Dataset items:
--- begin ---

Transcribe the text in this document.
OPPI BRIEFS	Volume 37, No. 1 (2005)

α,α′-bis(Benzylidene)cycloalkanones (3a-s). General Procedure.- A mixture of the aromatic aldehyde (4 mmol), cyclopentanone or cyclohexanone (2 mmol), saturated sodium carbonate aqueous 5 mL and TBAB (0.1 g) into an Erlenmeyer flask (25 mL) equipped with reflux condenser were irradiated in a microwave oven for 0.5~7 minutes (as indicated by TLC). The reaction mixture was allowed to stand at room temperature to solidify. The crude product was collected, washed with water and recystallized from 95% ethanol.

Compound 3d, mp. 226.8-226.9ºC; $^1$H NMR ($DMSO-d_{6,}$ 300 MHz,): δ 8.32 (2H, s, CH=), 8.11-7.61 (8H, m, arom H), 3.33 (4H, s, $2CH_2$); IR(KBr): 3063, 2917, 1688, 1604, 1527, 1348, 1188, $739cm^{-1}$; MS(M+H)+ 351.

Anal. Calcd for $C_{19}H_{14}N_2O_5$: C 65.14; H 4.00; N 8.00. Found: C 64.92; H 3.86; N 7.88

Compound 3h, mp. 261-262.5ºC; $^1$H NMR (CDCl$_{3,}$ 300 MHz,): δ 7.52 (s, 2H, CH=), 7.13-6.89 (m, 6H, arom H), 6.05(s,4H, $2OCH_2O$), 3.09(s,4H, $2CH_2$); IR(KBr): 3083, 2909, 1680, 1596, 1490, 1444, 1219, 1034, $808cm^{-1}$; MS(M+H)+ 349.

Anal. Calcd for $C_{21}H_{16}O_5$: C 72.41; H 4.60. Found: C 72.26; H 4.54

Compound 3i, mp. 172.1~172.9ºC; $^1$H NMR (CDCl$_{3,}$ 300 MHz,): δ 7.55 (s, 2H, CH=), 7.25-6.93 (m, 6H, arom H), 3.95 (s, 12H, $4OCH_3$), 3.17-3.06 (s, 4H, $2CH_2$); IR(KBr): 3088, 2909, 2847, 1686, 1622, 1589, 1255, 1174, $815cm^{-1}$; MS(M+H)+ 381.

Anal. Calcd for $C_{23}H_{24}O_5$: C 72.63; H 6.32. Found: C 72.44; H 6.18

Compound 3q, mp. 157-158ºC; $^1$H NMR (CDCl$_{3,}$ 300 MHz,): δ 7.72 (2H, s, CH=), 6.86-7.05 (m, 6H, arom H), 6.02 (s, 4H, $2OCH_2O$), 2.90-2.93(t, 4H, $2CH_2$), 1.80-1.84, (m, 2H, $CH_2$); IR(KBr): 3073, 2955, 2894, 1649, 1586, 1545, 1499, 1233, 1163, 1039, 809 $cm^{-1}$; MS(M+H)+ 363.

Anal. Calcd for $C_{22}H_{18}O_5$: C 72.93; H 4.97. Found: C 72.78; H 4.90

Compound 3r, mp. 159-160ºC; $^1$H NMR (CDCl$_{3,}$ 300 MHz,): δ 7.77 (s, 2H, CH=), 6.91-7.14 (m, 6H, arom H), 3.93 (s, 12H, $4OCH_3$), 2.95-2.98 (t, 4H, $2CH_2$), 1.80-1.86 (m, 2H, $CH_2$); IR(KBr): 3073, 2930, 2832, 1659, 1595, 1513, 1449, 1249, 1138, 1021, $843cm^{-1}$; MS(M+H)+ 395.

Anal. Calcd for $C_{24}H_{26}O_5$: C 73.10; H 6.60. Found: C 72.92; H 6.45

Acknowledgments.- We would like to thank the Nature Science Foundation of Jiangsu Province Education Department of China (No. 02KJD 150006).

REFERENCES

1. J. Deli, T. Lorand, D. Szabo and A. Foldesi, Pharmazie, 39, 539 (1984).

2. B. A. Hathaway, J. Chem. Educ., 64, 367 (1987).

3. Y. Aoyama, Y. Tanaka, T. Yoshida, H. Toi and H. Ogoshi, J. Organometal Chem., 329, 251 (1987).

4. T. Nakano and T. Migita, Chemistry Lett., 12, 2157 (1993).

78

--- end ---

» **What is needed**
Quote every record above exactly.

» **Answer to this problem**
Transcribe the text in this document.
OPPI BRIEFS	Volume 37, No. 1 (2005)

α,α′-bis(Benzylidene)cycloalkanones (3a-s). General Procedure.- A mixture of the aromatic aldehyde (4 mmol), cyclopentanone or cyclohexanone (2 mmol), saturated sodium carbonate aqueous 5 mL and TBAB (0.1 g) into an Erlenmeyer flask (25 mL) equipped with reflux condenser were irradiated in a microwave oven for 0.5~7 minutes (as indicated by TLC). The reaction mixture was allowed to stand at room temperature to solidify. The crude product was collected, washed with water and recystallized from 95% ethanol.

Compound 3d, mp. 226.8-226.9ºC; $^1$H NMR ($DMSO-d_{6,}$ 300 MHz,): δ 8.32 (2H, s, CH=), 8.11-7.61 (8H, m, arom H), 3.33 (4H, s, $2CH_2$); IR(KBr): 3063, 2917, 1688, 1604, 1527, 1348, 1188, $739cm^{-1}$; MS(M+H)+ 351.

Anal. Calcd for $C_{19}H_{14}N_2O_5$: C 65.14; H 4.00; N 8.00. Found: C 64.92; H 3.86; N 7.88

Compound 3h, mp. 261-262.5ºC; $^1$H NMR (CDCl$_{3,}$ 300 MHz,): δ 7.52 (s, 2H, CH=), 7.13-6.89 (m, 6H, arom H), 6.05(s,4H, $2OCH_2O$), 3.09(s,4H, $2CH_2$); IR(KBr): 3083, 2909, 1680, 1596, 1490, 1444, 1219, 1034, $808cm^{-1}$; MS(M+H)+ 349.

Anal. Calcd for $C_{21}H_{16}O_5$: C 72.41; H 4.60. Found: C 72.26; H 4.54

Compound 3i, mp. 172.1~172.9ºC; $^1$H NMR (CDCl$_{3,}$ 300 MHz,): δ 7.55 (s, 2H, CH=), 7.25-6.93 (m, 6H, arom H), 3.95 (s, 12H, $4OCH_3$), 3.17-3.06 (s, 4H, $2CH_2$); IR(KBr): 3088, 2909, 2847, 1686, 1622, 1589, 1255, 1174, $815cm^{-1}$; MS(M+H)+ 381.

Anal. Calcd for $C_{23}H_{24}O_5$: C 72.63; H 6.32. Found: C 72.44; H 6.18

Compound 3q, mp. 157-158ºC; $^1$H NMR (CDCl$_{3,}$ 300 MHz,): δ 7.72 (2H, s, CH=), 6.86-7.05 (m, 6H, arom H), 6.02 (s, 4H, $2OCH_2O$), 2.90-2.93(t, 4H, $2CH_2$), 1.80-1.84, (m, 2H, $CH_2$); IR(KBr): 3073, 2955, 2894, 1649, 1586, 1545, 1499, 1233, 1163, 1039, 809 $cm^{-1}$; MS(M+H)+ 363.

Anal. Calcd for $C_{22}H_{18}O_5$: C 72.93; H 4.97. Found: C 72.78; H 4.90

Compound 3r, mp. 159-160ºC; $^1$H NMR (CDCl$_{3,}$ 300 MHz,): δ 7.77 (s, 2H, CH=), 6.91-7.14 (m, 6H, arom H), 3.93 (s, 12H, $4OCH_3$), 2.95-2.98 (t, 4H, $2CH_2$), 1.80-1.86 (m, 2H, $CH_2$); IR(KBr): 3073, 2930, 2832, 1659, 1595, 1513, 1449, 1249, 1138, 1021, $843cm^{-1}$; MS(M+H)+ 395.

Anal. Calcd for $C_{24}H_{26}O_5$: C 73.10; H 6.60. Found: C 72.92; H 6.45

Acknowledgments.- We would like to thank the Nature Science Foundation of Jiangsu Province Education Department of China (No. 02KJD 150006).

REFERENCES

1. J. Deli, T. Lorand, D. Szabo and A. Foldesi, Pharmazie, 39, 539 (1984).

2. B. A. Hathaway, J. Chem. Educ., 64, 367 (1987).

3. Y. Aoyama, Y. Tanaka, T. Yoshida, H. Toi and H. Ogoshi, J. Organometal Chem., 329, 251 (1987).

4. T. Nakano and T. Migita, Chemistry Lett., 12, 2157 (1993).

78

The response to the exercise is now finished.